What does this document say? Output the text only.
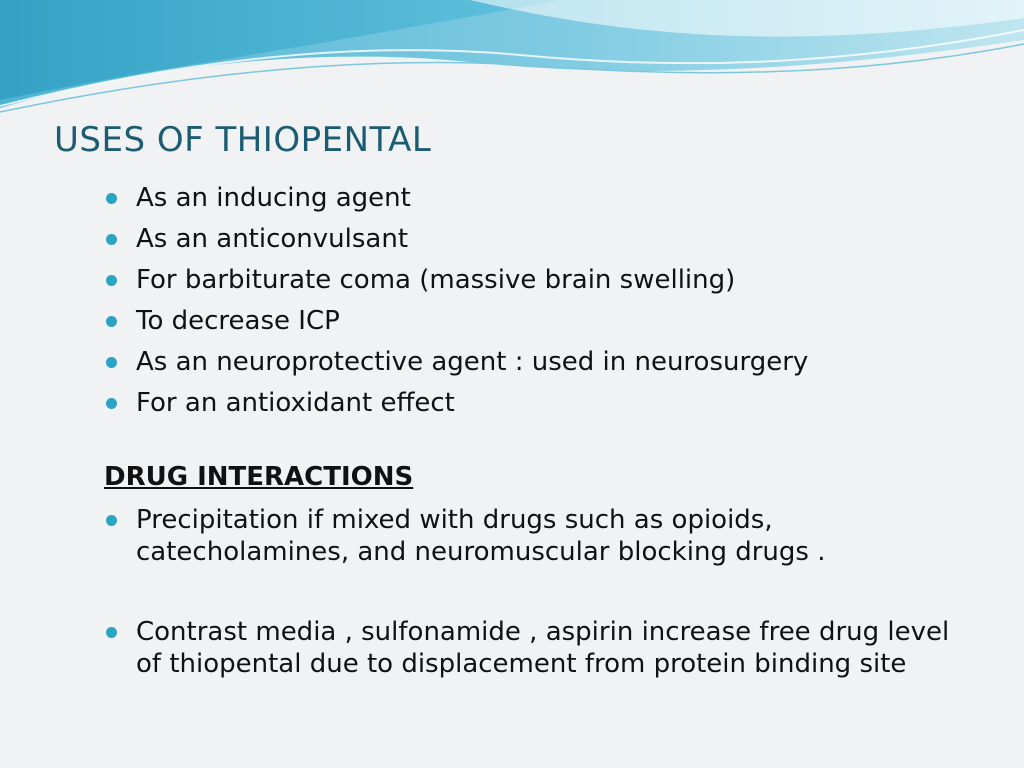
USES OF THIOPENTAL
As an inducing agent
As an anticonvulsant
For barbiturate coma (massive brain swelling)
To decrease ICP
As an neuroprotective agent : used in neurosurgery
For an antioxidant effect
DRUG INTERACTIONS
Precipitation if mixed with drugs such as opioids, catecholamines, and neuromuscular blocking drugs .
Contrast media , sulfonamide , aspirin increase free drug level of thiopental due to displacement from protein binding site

...

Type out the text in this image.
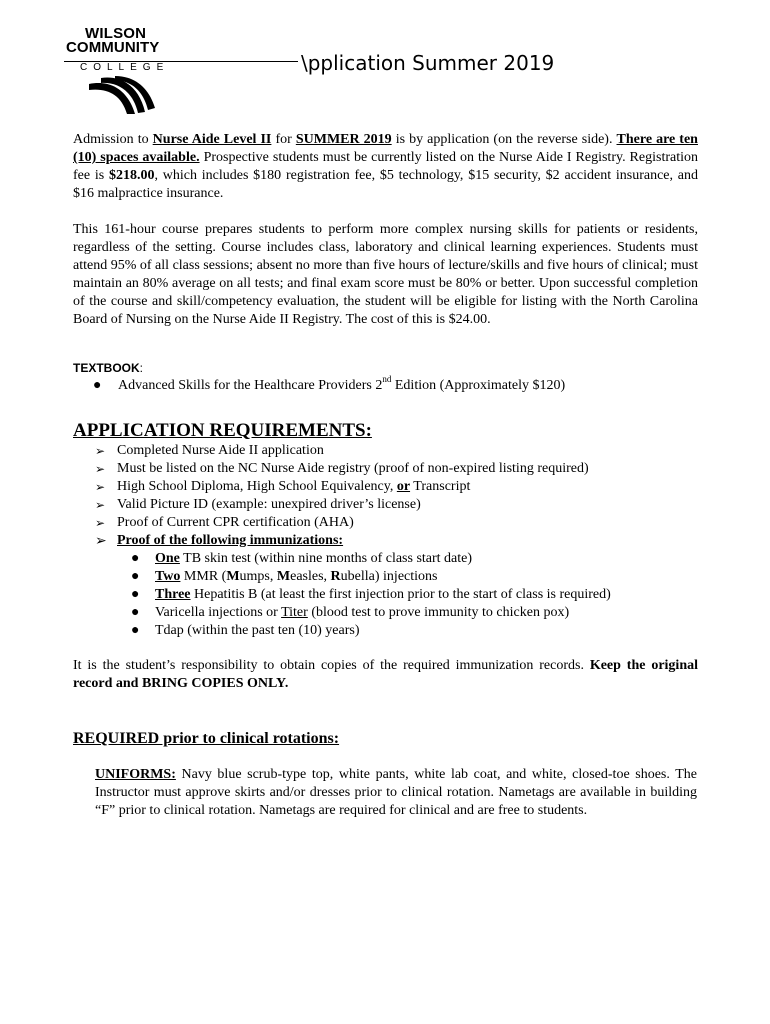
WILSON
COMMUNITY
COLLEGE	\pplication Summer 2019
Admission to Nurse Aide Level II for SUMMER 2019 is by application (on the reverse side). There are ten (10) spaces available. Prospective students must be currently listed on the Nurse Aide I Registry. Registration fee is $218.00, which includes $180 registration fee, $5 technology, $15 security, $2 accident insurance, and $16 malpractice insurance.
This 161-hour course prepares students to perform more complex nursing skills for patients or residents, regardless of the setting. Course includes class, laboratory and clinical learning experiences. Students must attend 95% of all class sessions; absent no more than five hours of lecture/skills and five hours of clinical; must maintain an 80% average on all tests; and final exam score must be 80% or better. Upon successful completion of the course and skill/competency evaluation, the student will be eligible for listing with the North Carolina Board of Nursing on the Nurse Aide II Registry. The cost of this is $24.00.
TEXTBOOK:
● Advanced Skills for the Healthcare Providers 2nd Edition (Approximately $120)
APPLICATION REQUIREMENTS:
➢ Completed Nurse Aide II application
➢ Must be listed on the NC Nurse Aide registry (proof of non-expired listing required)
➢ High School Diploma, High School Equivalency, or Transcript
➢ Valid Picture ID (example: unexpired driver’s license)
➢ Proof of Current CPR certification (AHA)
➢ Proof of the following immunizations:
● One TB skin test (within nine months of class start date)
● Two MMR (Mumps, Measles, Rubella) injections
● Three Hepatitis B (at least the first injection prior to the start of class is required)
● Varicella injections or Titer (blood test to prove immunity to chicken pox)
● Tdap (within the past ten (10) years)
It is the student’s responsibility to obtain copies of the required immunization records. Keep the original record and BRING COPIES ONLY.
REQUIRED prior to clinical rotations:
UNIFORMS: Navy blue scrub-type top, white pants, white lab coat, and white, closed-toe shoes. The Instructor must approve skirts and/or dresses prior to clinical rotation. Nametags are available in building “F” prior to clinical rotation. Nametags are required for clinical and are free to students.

Assignment:
Filter the records down to the lines containing the word "prior", and copy those.

Completed exercise:
● Three Hepatitis B (at least the first injection prior to the start of class is required)
REQUIRED prior to clinical rotations:
UNIFORMS: Navy blue scrub-type top, white pants, white lab coat, and white, closed-toe shoes. The Instructor must approve skirts and/or dresses prior to clinical rotation. Nametags are available in building “F” prior to clinical rotation. Nametags are required for clinical and are free to students.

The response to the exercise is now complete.